Skip every picture, and copy exactly the lines from the one containing "OCR this image." to the end of the data.

● ● ●

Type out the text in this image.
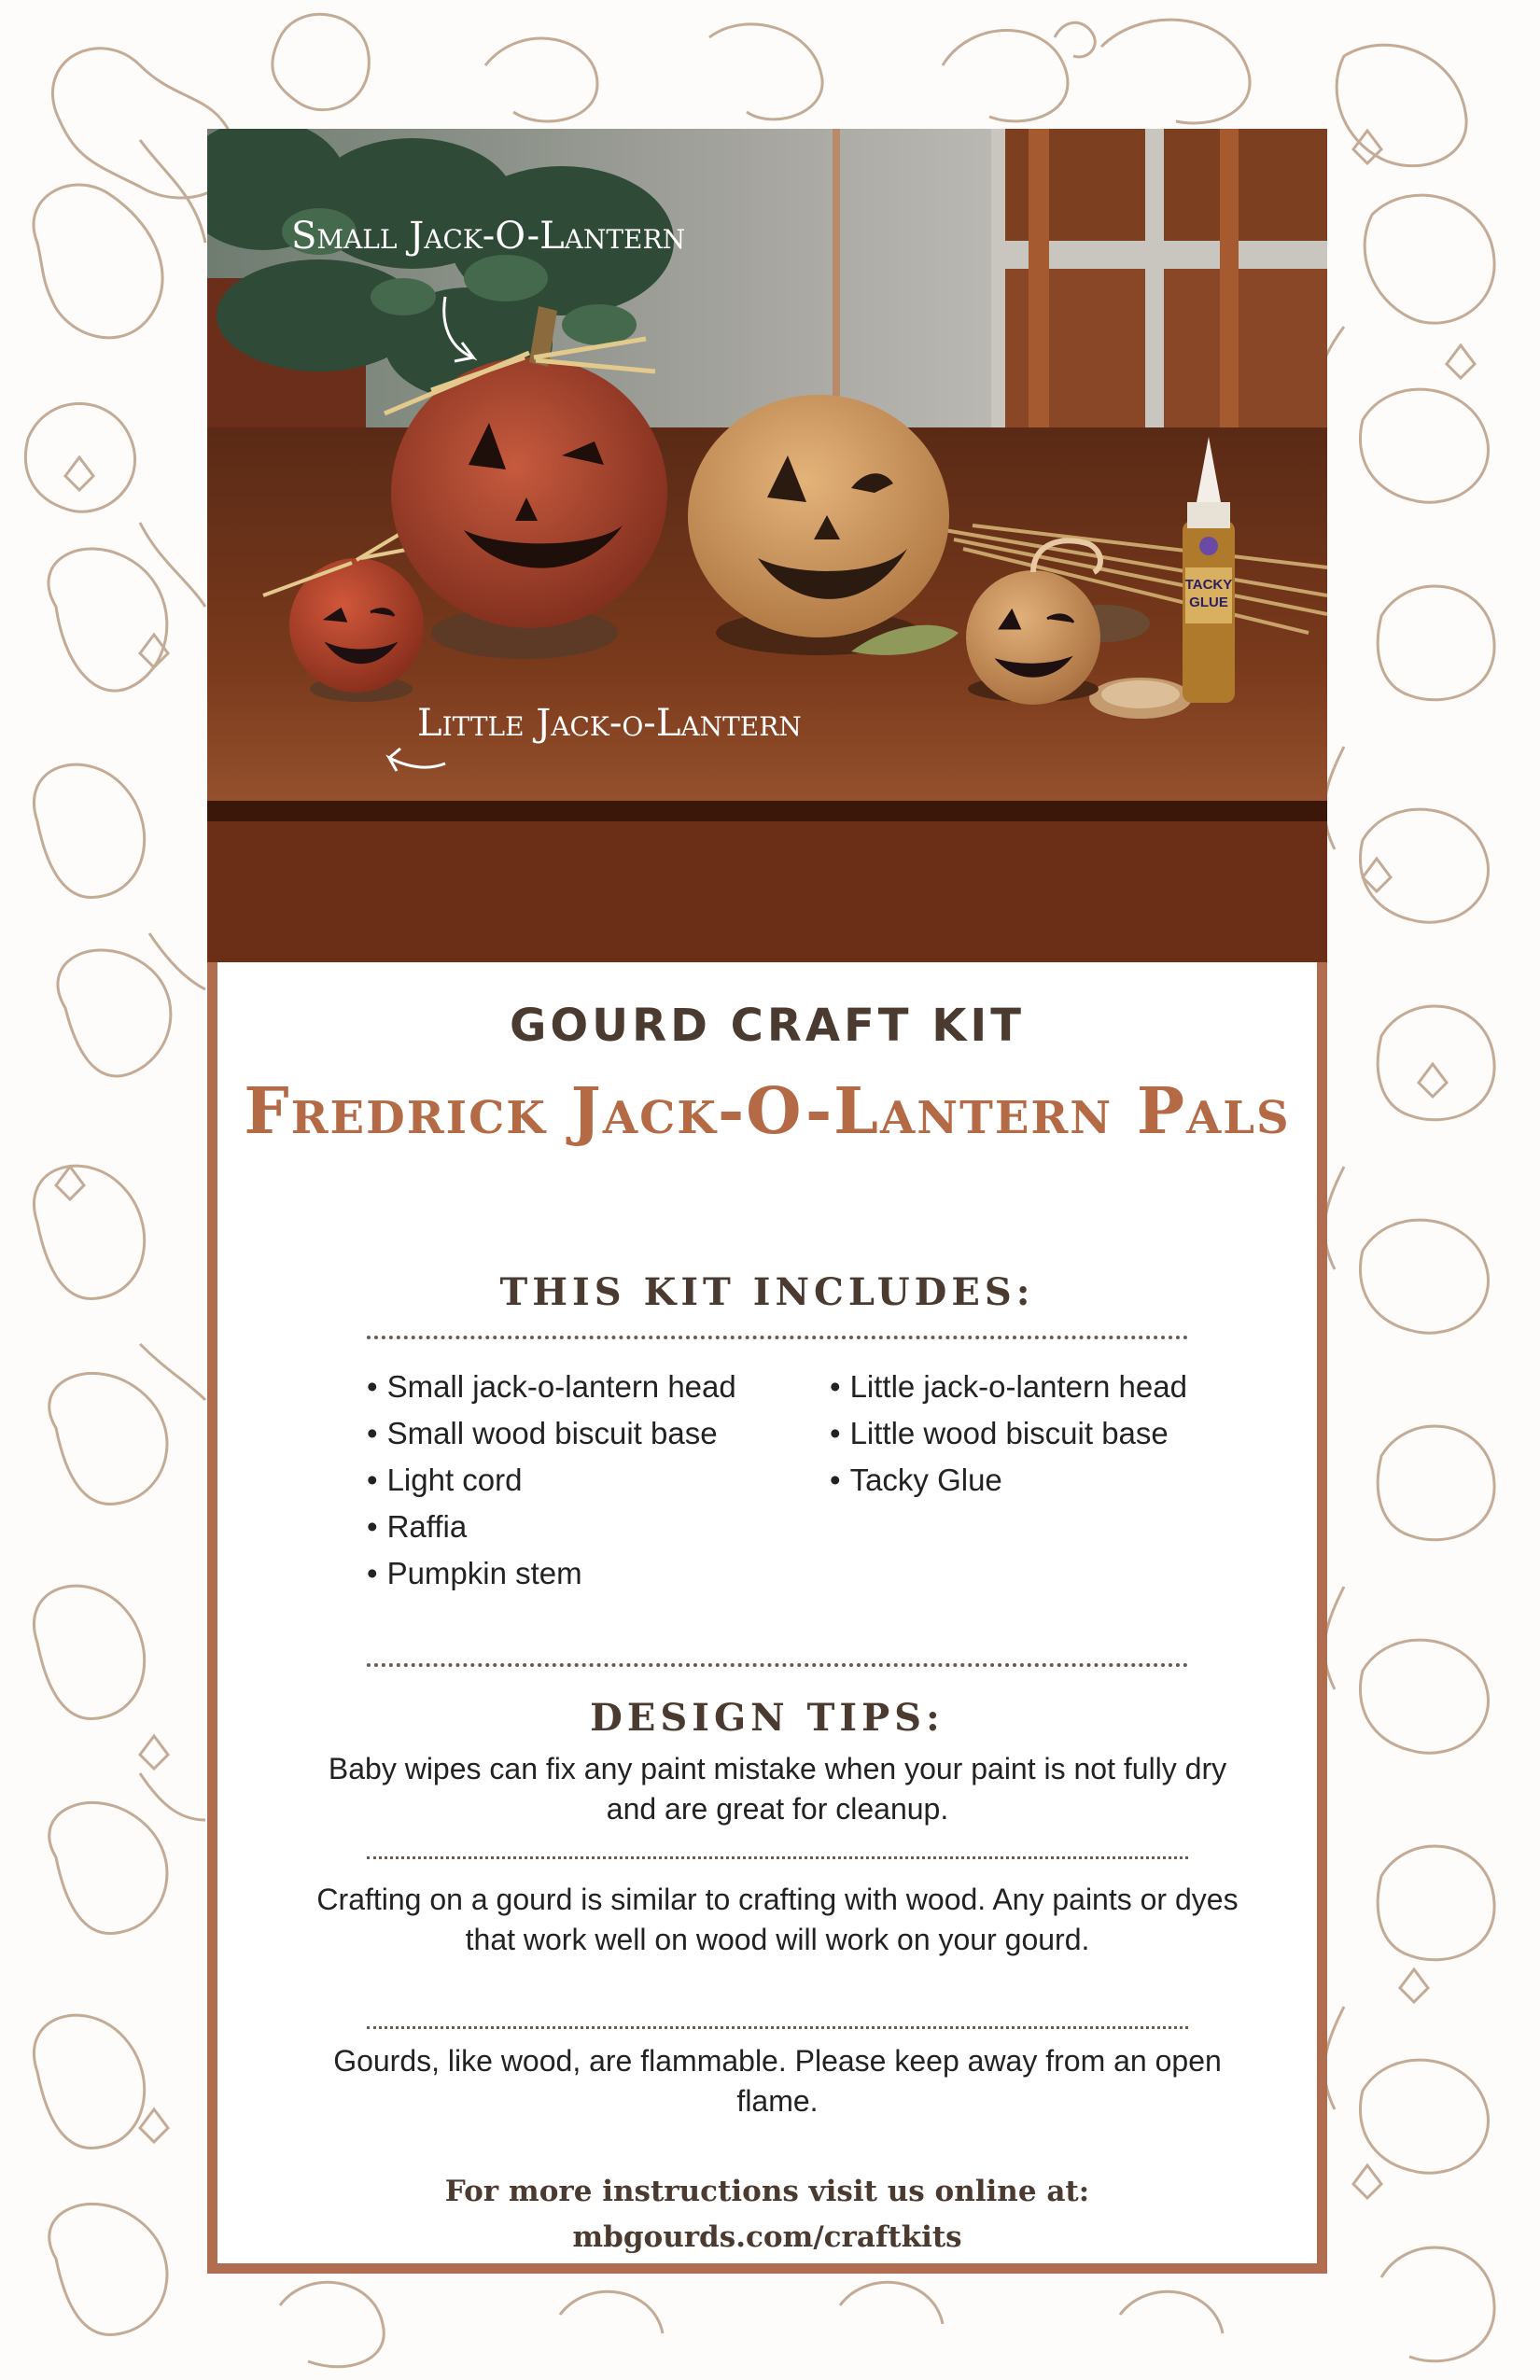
TACKY
GLUE
Small Jack-O-Lantern
Little Jack-o-Lantern
GOURD CRAFT KIT
Fredrick Jack-O-Lantern Pals
THIS KIT INCLUDES:
• Small jack-o-lantern head
• Small wood biscuit base
• Light cord
• Raffia
• Pumpkin stem
• Little jack-o-lantern head
• Little wood biscuit base
• Tacky Glue
DESIGN TIPS:
Baby wipes can fix any paint mistake when your paint is not fully dry and are great for cleanup.
Crafting on a gourd is similar to crafting with wood. Any paints or dyes that work well on wood will work on your gourd.
Gourds, like wood, are flammable. Please keep away from an open flame.
For more instructions visit us online at:
mbgourds.com/craftkits
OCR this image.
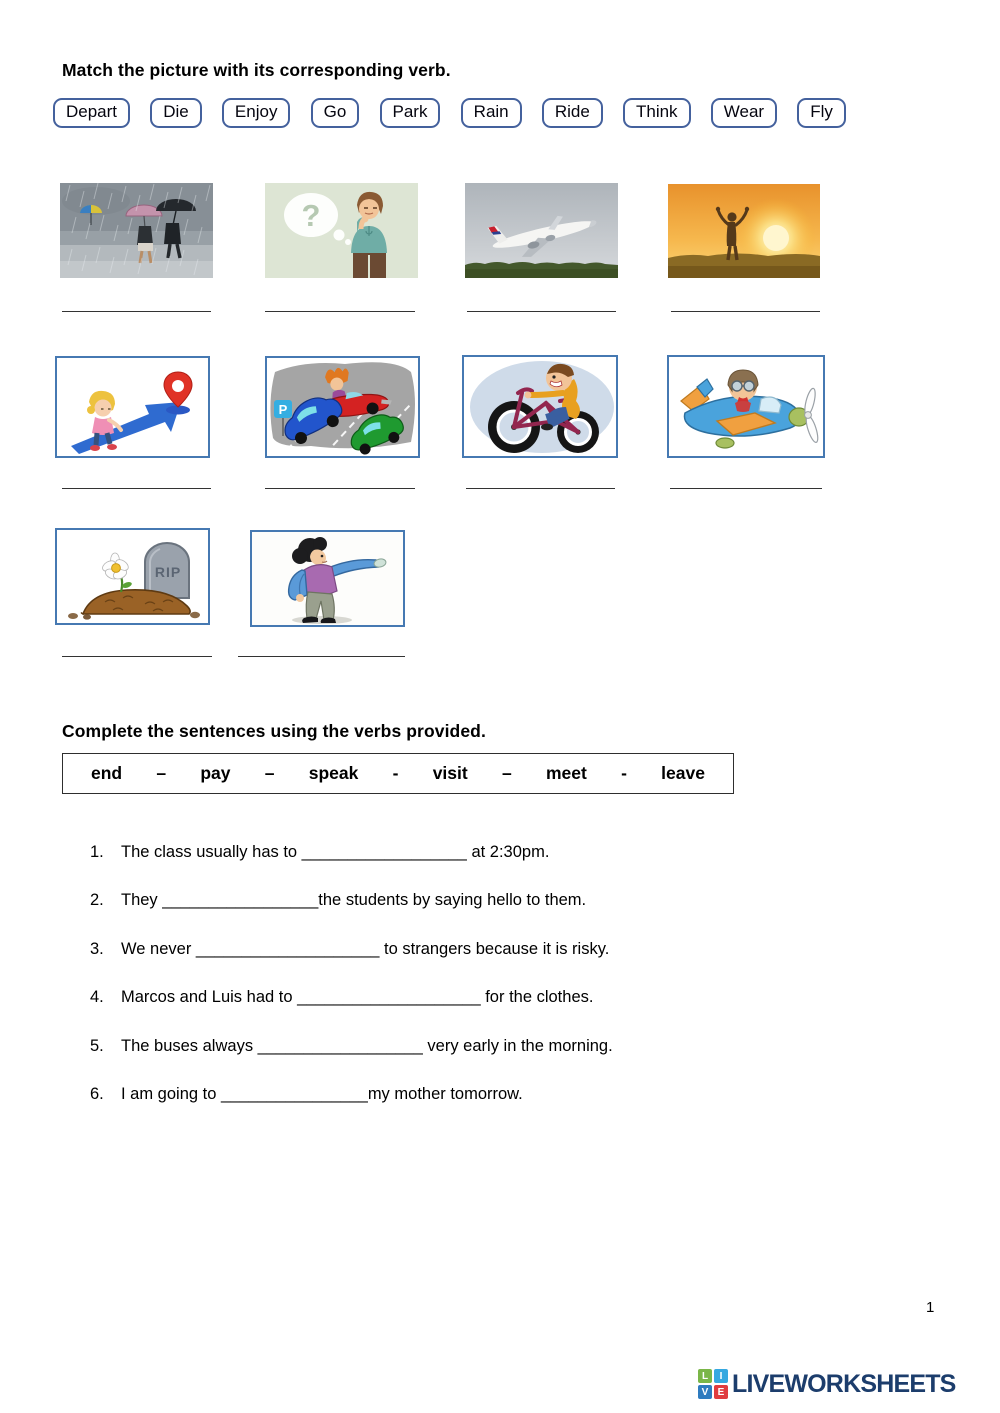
Match the picture with its corresponding verb.
Depart	Die	Enjoy	Go	Park	Rain	Ride	Think	Wear	Fly
?
P
RIP
Complete the sentences using the verbs provided.
end – pay – speak - visit – meet - leave
1.	The class usually has to __________________ at 2:30pm.
2.	They _________________the students by saying hello to them.
3.	We never ____________________ to strangers because it is risky.
4.	Marcos and Luis had to ____________________ for the clothes.
5.	The buses always __________________ very early in the morning.
6.	I am going to ________________my mother tomorrow.
1
L	I
V E LIVEWORKSHEETS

● ● ●

** Finished answer **
OCR this image.
Match the picture with its corresponding verb.
Depart	Die	Enjoy	Go	Park	Rain	Ride	Think	Wear	Fly
?
P
RIP
Complete the sentences using the verbs provided.
end – pay – speak - visit – meet - leave
1.	The class usually has to __________________ at 2:30pm.
2.	They _________________the students by saying hello to them.
3.	We never ____________________ to strangers because it is risky.
4.	Marcos and Luis had to ____________________ for the clothes.
5.	The buses always __________________ very early in the morning.
6.	I am going to ________________my mother tomorrow.
1
L	I
V E LIVEWORKSHEETS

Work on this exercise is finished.